Write out the listing exactly as it is given.

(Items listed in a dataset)
□ □ □ □ □ □ □
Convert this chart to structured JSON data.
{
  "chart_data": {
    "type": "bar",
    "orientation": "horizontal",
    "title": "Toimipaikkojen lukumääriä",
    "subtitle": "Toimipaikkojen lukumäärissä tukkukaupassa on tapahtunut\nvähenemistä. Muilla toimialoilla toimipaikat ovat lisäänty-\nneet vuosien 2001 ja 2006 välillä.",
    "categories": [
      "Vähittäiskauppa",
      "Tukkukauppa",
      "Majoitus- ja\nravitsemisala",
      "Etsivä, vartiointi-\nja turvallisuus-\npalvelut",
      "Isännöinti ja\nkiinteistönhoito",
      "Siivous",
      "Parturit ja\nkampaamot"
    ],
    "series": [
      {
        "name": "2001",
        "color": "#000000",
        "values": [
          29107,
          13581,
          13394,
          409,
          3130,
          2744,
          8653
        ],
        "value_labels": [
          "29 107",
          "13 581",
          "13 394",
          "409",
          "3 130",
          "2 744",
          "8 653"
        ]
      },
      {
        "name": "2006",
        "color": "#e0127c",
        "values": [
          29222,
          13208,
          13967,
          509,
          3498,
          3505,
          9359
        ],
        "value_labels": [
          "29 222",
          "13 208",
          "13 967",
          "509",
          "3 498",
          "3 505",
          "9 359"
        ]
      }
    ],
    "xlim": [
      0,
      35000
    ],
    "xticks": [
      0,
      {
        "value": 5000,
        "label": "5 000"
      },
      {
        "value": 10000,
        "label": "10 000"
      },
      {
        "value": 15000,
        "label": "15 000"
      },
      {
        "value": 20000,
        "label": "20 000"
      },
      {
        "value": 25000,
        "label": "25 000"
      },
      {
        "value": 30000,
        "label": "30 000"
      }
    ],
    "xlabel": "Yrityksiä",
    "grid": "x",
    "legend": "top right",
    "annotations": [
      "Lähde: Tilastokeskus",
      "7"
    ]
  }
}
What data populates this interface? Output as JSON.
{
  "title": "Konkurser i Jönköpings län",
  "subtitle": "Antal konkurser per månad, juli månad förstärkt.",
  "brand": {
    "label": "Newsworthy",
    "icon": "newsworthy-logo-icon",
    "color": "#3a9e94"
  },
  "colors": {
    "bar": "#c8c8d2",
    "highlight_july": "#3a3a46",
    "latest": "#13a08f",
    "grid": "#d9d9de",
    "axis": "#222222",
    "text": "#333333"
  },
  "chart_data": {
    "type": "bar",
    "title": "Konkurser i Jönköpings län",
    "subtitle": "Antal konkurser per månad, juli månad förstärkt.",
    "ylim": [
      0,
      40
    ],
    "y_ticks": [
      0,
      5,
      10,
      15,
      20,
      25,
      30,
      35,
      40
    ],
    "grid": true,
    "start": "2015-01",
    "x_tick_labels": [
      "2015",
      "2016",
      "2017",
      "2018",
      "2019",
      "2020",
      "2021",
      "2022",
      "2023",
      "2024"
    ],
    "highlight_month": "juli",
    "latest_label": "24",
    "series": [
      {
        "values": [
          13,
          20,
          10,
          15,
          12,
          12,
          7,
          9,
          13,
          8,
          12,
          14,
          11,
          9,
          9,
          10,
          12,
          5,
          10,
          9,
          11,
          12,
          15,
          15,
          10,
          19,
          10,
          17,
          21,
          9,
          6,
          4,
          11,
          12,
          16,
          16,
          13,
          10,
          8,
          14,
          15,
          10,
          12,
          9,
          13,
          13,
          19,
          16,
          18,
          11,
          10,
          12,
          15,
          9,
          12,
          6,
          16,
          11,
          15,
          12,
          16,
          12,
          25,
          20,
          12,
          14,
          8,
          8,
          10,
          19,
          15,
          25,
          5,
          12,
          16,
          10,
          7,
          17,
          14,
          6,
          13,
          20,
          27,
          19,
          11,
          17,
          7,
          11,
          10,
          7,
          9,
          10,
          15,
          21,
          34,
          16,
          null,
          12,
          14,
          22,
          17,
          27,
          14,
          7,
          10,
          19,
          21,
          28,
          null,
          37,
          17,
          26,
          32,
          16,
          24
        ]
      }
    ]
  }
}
□ □ □ □ □ □ □
Finished task ▸
Convert this chart to structured JSON data.
{
  "chart_data": {
    "type": "bar",
    "orientation": "horizontal",
    "title": "Toimipaikkojen lukumääriä",
    "subtitle": "Toimipaikkojen lukumäärissä tukkukaupassa on tapahtunut\nvähenemistä. Muilla toimialoilla toimipaikat ovat lisäänty-\nneet vuosien 2001 ja 2006 välillä.",
    "categories": [
      "Vähittäiskauppa",
      "Tukkukauppa",
      "Majoitus- ja\nravitsemisala",
      "Etsivä, vartiointi-\nja turvallisuus-\npalvelut",
      "Isännöinti ja\nkiinteistönhoito",
      "Siivous",
      "Parturit ja\nkampaamot"
    ],
    "series": [
      {
        "name": "2001",
        "color": "#000000",
        "values": [
          29107,
          13581,
          13394,
          409,
          3130,
          2744,
          8653
        ],
        "value_labels": [
          "29 107",
          "13 581",
          "13 394",
          "409",
          "3 130",
          "2 744",
          "8 653"
        ]
      },
      {
        "name": "2006",
        "color": "#e0127c",
        "values": [
          29222,
          13208,
          13967,
          509,
          3498,
          3505,
          9359
        ],
        "value_labels": [
          "29 222",
          "13 208",
          "13 967",
          "509",
          "3 498",
          "3 505",
          "9 359"
        ]
      }
    ],
    "xlim": [
      0,
      35000
    ],
    "xticks": [
      0,
      {
        "value": 5000,
        "label": "5 000"
      },
      {
        "value": 10000,
        "label": "10 000"
      },
      {
        "value": 15000,
        "label": "15 000"
      },
      {
        "value": 20000,
        "label": "20 000"
      },
      {
        "value": 25000,
        "label": "25 000"
      },
      {
        "value": 30000,
        "label": "30 000"
      }
    ],
    "xlabel": "Yrityksiä",
    "grid": "x",
    "legend": "top right",
    "annotations": [
      "Lähde: Tilastokeskus",
      "7"
    ]
  }
}
What data populates this interface? Output as JSON.
{
  "title": "Konkurser i Jönköpings län",
  "subtitle": "Antal konkurser per månad, juli månad förstärkt.",
  "brand": {
    "label": "Newsworthy",
    "icon": "newsworthy-logo-icon",
    "color": "#3a9e94"
  },
  "colors": {
    "bar": "#c8c8d2",
    "highlight_july": "#3a3a46",
    "latest": "#13a08f",
    "grid": "#d9d9de",
    "axis": "#222222",
    "text": "#333333"
  },
  "chart_data": {
    "type": "bar",
    "title": "Konkurser i Jönköpings län",
    "subtitle": "Antal konkurser per månad, juli månad förstärkt.",
    "ylim": [
      0,
      40
    ],
    "y_ticks": [
      0,
      5,
      10,
      15,
      20,
      25,
      30,
      35,
      40
    ],
    "grid": true,
    "start": "2015-01",
    "x_tick_labels": [
      "2015",
      "2016",
      "2017",
      "2018",
      "2019",
      "2020",
      "2021",
      "2022",
      "2023",
      "2024"
    ],
    "highlight_month": "juli",
    "latest_label": "24",
    "series": [
      {
        "values": [
          13,
          20,
          10,
          15,
          12,
          12,
          7,
          9,
          13,
          8,
          12,
          14,
          11,
          9,
          9,
          10,
          12,
          5,
          10,
          9,
          11,
          12,
          15,
          15,
          10,
          19,
          10,
          17,
          21,
          9,
          6,
          4,
          11,
          12,
          16,
          16,
          13,
          10,
          8,
          14,
          15,
          10,
          12,
          9,
          13,
          13,
          19,
          16,
          18,
          11,
          10,
          12,
          15,
          9,
          12,
          6,
          16,
          11,
          15,
          12,
          16,
          12,
          25,
          20,
          12,
          14,
          8,
          8,
          10,
          19,
          15,
          25,
          5,
          12,
          16,
          10,
          7,
          17,
          14,
          6,
          13,
          20,
          27,
          19,
          11,
          17,
          7,
          11,
          10,
          7,
          9,
          10,
          15,
          21,
          34,
          16,
          null,
          12,
          14,
          22,
          17,
          27,
          14,
          7,
          10,
          19,
          21,
          28,
          null,
          37,
          17,
          26,
          32,
          16,
          24
        ]
      }
    ]
  }
}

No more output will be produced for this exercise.